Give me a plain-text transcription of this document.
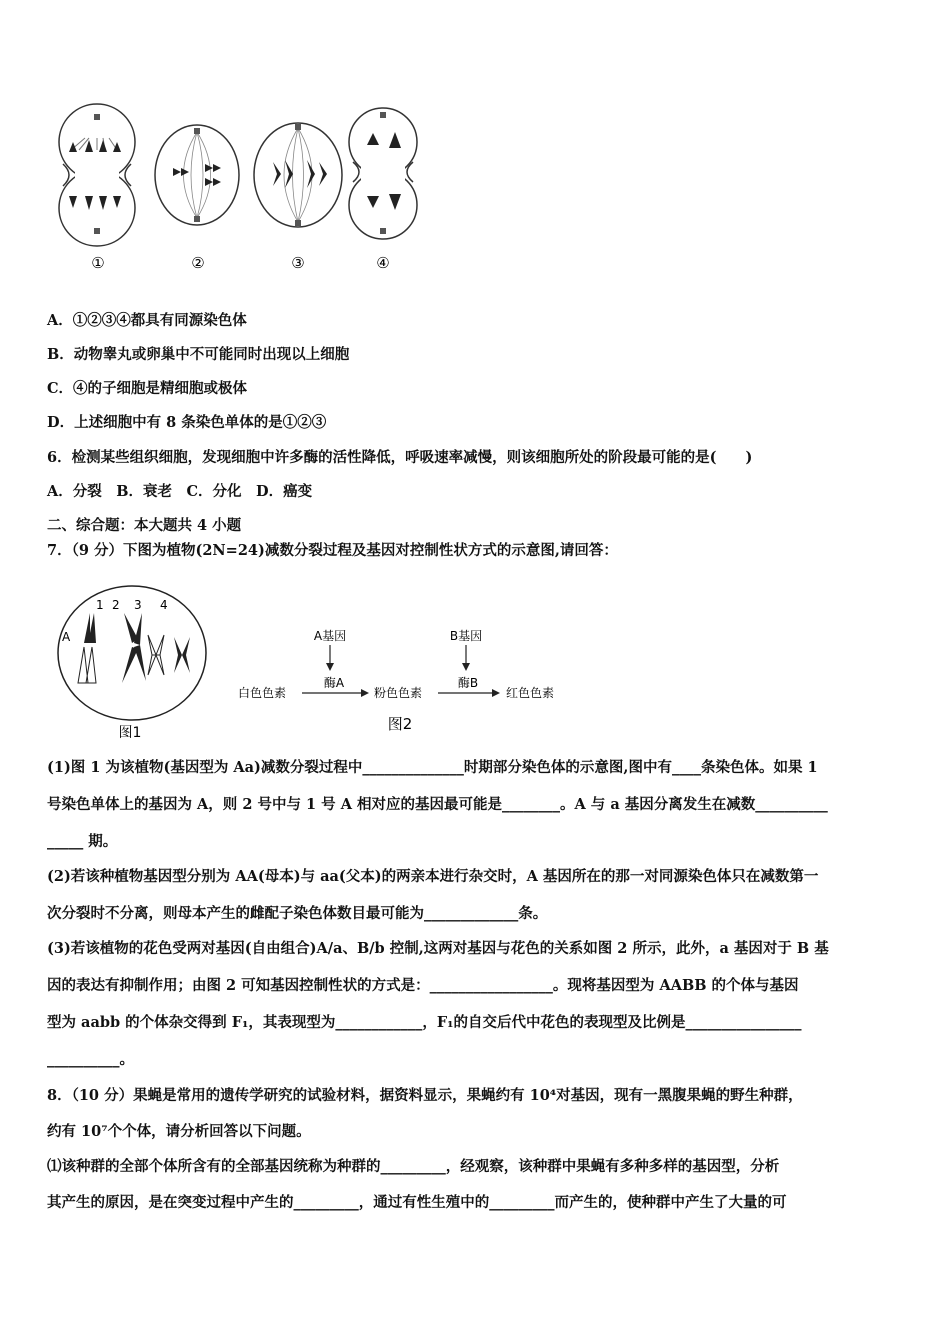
①	②	③	④
A．①②③④都具有同源染色体
B．动物睾丸或卵巢中不可能同时出现以上细胞
C．④的子细胞是精细胞或极体
D．上述细胞中有 8 条染色单体的是①②③
6．检测某些组织细胞，发现细胞中许多酶的活性降低，呼吸速率减慢，则该细胞所处的阶段最可能的是(　　)
A．分裂　B．衰老　C．分化　D．癌变
二、综合题：本大题共 4 小题
7．（9 分）下图为植物(2N=24)减数分裂过程及基因对控制性状方式的示意图,请回答：
1 2 3 4
A
图1
A基因	B基因
酶A	酶B
白色色素	粉色色素	红色色素
图2
(1)图 1 为该植物(基因型为 Aa)减数分裂过程中______________时期部分染色体的示意图,图中有____条染色体。如果 1
号染色单体上的基因为 A，则 2 号中与 1 号 A 相对应的基因最可能是________。A 与 a 基因分离发生在减数__________
_____ 期。
(2)若该种植物基因型分别为 AA(母本)与 aa(父本)的两亲本进行杂交时，A 基因所在的那一对同源染色体只在减数第一
次分裂时不分离，则母本产生的雌配子染色体数目最可能为_____________条。
(3)若该植物的花色受两对基因(自由组合)A/a、B/b 控制,这两对基因与花色的关系如图 2 所示，此外，a 基因对于 B 基
因的表达有抑制作用；由图 2 可知基因控制性状的方式是：_________________。现将基因型为 AABB 的个体与基因
型为 aabb 的个体杂交得到 F₁，其表现型为____________，F₁的自交后代中花色的表现型及比例是________________
__________。
8．（10 分）果蝇是常用的遗传学研究的试验材料，据资料显示，果蝇约有 10⁴对基因，现有一黑腹果蝇的野生种群，
约有 10⁷个个体，请分析回答以下问题。
⑴该种群的全部个体所含有的全部基因统称为种群的_________，经观察，该种群中果蝇有多种多样的基因型，分析
其产生的原因，是在突变过程中产生的_________，通过有性生殖中的_________而产生的，使种群中产生了大量的可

# GIVEN EXERCISE
Print every entry exactly as written, without the pictures.

# THE SOLUTION
Give me a plain-text transcription of this document.
①	②	③	④
A．①②③④都具有同源染色体
B．动物睾丸或卵巢中不可能同时出现以上细胞
C．④的子细胞是精细胞或极体
D．上述细胞中有 8 条染色单体的是①②③
6．检测某些组织细胞，发现细胞中许多酶的活性降低，呼吸速率减慢，则该细胞所处的阶段最可能的是(　　)
A．分裂　B．衰老　C．分化　D．癌变
二、综合题：本大题共 4 小题
7．（9 分）下图为植物(2N=24)减数分裂过程及基因对控制性状方式的示意图,请回答：
1 2 3 4
A
图1
A基因	B基因
酶A	酶B
白色色素	粉色色素	红色色素
图2
(1)图 1 为该植物(基因型为 Aa)减数分裂过程中______________时期部分染色体的示意图,图中有____条染色体。如果 1
号染色单体上的基因为 A，则 2 号中与 1 号 A 相对应的基因最可能是________。A 与 a 基因分离发生在减数__________
_____ 期。
(2)若该种植物基因型分别为 AA(母本)与 aa(父本)的两亲本进行杂交时，A 基因所在的那一对同源染色体只在减数第一
次分裂时不分离，则母本产生的雌配子染色体数目最可能为_____________条。
(3)若该植物的花色受两对基因(自由组合)A/a、B/b 控制,这两对基因与花色的关系如图 2 所示，此外，a 基因对于 B 基
因的表达有抑制作用；由图 2 可知基因控制性状的方式是：_________________。现将基因型为 AABB 的个体与基因
型为 aabb 的个体杂交得到 F₁，其表现型为____________，F₁的自交后代中花色的表现型及比例是________________
__________。
8．（10 分）果蝇是常用的遗传学研究的试验材料，据资料显示，果蝇约有 10⁴对基因，现有一黑腹果蝇的野生种群，
约有 10⁷个个体，请分析回答以下问题。
⑴该种群的全部个体所含有的全部基因统称为种群的_________，经观察，该种群中果蝇有多种多样的基因型，分析
其产生的原因，是在突变过程中产生的_________，通过有性生殖中的_________而产生的，使种群中产生了大量的可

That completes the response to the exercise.